**WHAT IS REQUIRED:**
Please turn the part of the entries that opens with the line containing "progress-percent: 28% xyxy=(679,609,696,621)" and closes with the line containing "sidebar-item-reports[interactable]: ◐ Reports" into a JSON list of strings, with one string per line, both end lines included and blank lines skipped.

**GIVEN DATA:**
───

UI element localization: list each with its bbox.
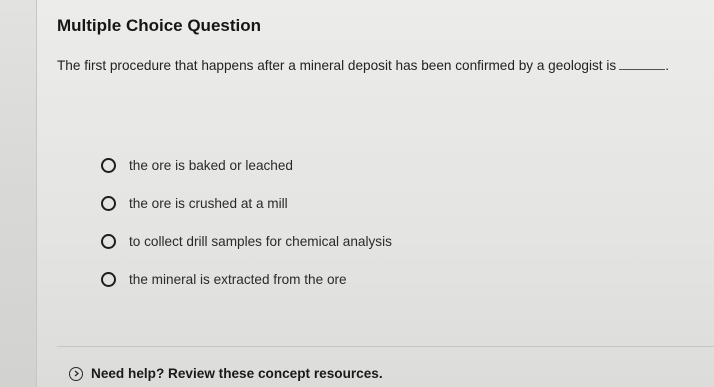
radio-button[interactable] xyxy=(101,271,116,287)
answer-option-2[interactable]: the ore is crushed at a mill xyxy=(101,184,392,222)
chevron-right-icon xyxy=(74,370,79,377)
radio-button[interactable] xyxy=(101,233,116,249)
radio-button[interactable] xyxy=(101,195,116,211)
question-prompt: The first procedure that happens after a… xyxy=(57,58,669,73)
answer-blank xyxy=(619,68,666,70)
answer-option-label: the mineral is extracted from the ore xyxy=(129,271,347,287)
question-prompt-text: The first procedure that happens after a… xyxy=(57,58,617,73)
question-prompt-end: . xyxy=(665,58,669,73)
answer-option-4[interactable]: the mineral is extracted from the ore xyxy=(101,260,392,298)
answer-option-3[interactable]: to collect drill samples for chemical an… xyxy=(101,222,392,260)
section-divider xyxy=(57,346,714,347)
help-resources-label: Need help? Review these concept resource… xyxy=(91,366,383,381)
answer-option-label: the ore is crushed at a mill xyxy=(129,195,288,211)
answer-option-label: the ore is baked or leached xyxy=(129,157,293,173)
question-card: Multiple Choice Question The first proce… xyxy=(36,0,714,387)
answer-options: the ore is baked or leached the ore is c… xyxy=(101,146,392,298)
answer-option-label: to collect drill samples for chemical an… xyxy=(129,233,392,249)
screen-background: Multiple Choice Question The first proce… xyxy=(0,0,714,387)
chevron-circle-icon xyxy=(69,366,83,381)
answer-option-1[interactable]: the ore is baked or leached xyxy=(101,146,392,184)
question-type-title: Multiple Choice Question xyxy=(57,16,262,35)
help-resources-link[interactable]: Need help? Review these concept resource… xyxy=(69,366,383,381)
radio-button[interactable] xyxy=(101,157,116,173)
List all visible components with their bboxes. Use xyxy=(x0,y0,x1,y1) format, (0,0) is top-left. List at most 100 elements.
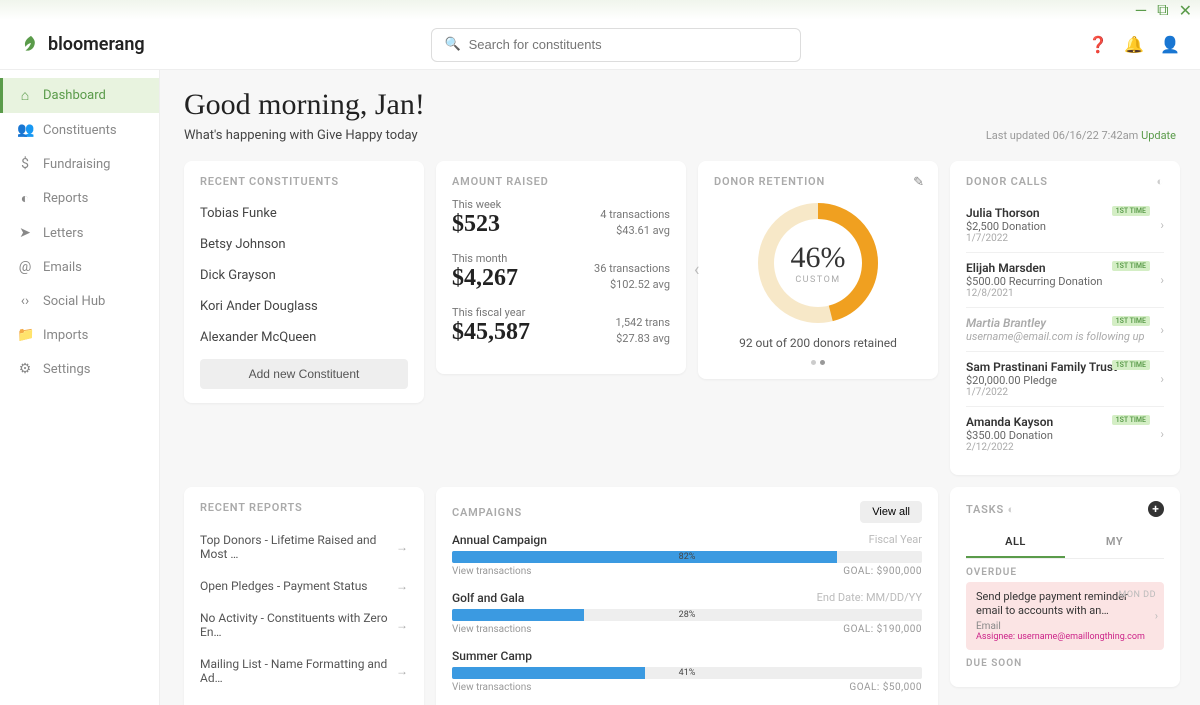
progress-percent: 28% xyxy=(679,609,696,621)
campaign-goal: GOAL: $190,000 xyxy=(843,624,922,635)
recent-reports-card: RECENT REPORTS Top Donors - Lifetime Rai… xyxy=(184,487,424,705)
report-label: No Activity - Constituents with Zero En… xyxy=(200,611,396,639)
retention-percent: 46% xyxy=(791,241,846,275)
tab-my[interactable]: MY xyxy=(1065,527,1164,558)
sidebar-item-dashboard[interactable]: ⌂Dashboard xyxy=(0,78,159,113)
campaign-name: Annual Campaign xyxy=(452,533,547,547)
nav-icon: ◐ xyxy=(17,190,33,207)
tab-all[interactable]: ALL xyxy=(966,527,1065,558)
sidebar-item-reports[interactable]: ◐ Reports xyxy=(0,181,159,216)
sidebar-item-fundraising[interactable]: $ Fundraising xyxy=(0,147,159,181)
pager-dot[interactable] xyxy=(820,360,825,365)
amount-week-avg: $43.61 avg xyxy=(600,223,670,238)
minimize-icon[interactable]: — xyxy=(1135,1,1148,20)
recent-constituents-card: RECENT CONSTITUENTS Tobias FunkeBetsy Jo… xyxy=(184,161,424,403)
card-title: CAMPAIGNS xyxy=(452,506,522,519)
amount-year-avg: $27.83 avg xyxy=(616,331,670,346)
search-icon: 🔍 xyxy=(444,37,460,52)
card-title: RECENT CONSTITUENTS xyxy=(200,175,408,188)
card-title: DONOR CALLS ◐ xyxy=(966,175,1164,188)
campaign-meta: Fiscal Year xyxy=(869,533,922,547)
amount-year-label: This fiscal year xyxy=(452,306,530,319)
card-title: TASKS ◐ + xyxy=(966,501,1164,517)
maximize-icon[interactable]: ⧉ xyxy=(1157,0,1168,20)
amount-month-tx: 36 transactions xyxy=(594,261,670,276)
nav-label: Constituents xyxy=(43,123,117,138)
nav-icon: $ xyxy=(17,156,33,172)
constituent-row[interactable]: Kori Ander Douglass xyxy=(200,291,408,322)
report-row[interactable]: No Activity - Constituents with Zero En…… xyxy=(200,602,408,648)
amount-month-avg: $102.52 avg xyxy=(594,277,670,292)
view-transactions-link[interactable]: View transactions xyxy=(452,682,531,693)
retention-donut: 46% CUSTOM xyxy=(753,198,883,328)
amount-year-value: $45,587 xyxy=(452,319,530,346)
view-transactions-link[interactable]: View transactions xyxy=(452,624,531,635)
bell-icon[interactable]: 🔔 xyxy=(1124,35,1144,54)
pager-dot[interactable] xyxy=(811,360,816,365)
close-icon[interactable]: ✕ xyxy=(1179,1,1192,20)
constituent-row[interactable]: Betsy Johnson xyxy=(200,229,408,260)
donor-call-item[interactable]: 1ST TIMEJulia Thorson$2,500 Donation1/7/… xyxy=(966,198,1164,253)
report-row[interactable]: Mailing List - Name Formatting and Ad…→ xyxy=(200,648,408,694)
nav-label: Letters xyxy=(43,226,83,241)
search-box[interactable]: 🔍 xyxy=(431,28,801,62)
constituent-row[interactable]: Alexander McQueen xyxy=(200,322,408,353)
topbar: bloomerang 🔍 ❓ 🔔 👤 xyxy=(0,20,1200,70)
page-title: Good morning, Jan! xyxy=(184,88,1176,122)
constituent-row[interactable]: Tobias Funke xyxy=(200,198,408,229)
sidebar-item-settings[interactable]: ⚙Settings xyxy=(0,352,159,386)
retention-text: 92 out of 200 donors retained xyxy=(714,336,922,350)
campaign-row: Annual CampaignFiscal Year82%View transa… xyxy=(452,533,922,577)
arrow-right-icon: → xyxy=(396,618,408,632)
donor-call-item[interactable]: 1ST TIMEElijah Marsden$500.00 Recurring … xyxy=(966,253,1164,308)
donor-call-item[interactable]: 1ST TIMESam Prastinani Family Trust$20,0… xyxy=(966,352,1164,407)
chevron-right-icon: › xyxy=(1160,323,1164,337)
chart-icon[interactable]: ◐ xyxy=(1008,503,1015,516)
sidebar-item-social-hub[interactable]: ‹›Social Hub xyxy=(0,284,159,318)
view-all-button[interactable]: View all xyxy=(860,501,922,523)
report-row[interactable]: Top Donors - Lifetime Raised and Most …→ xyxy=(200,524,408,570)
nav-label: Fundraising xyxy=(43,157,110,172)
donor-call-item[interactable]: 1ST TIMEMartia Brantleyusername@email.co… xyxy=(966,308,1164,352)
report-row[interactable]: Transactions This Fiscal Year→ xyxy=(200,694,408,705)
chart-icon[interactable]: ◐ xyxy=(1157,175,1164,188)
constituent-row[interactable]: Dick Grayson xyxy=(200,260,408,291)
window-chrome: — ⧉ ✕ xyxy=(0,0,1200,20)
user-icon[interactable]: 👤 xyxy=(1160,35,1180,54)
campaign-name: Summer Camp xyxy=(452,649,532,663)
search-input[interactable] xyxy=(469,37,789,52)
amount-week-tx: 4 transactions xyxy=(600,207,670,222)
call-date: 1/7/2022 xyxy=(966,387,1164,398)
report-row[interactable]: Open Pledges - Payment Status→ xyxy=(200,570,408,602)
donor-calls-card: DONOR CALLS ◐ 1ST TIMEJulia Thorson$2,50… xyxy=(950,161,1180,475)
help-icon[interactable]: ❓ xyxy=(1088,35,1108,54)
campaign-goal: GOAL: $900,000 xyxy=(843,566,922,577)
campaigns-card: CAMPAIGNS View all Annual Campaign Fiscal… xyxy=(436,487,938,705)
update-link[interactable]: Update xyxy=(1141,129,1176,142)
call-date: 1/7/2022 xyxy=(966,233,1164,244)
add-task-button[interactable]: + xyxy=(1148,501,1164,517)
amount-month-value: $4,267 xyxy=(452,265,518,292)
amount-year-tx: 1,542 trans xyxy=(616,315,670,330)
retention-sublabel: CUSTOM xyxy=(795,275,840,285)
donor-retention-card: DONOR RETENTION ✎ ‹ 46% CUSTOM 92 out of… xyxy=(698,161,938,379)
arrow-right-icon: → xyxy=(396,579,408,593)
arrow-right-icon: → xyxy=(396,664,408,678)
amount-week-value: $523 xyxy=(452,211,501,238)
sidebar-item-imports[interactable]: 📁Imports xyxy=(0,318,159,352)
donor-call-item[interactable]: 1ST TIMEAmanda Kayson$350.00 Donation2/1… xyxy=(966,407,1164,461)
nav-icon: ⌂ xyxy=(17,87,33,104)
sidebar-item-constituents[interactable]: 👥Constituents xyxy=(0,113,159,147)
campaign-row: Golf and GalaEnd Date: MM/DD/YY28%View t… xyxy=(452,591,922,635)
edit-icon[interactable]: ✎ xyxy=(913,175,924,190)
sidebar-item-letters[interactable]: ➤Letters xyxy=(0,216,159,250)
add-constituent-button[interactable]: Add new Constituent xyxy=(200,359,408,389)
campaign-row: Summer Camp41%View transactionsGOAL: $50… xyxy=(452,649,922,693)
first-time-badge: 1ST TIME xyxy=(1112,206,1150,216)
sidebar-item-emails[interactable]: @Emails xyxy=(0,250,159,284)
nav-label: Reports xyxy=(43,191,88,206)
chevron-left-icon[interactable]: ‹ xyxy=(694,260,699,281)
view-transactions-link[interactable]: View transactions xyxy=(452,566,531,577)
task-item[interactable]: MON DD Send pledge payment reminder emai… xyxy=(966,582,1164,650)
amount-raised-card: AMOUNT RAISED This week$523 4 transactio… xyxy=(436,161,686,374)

───

**SOLUTION:**
[
  "progress-percent: 28% xyxy=(679,609,696,621)",
  "campaign-goal: GOAL: $190,000 xyxy=(843,624,922,635)",
  "recent-reports-card: RECENT REPORTS Top Donors - Lifetime Rai… xyxy=(184,487,424,705)",
  "report-label: No Activity - Constituents with Zero En… xyxy=(200,611,396,639)",
  "retention-percent: 46% xyxy=(791,241,846,275)",
  "tab-my[interactable]: MY xyxy=(1065,527,1164,558)",
  "sidebar-item-dashboard[interactable]: ⌂Dashboard xyxy=(0,78,159,113)",
  "campaign-name: Annual Campaign xyxy=(452,533,547,547)",
  "nav-icon: ◐ xyxy=(17,190,33,207)",
  "tab-all[interactable]: ALL xyxy=(966,527,1065,558)",
  "sidebar-item-reports[interactable]: ◐ Reports xyxy=(0,181,159,216)"
]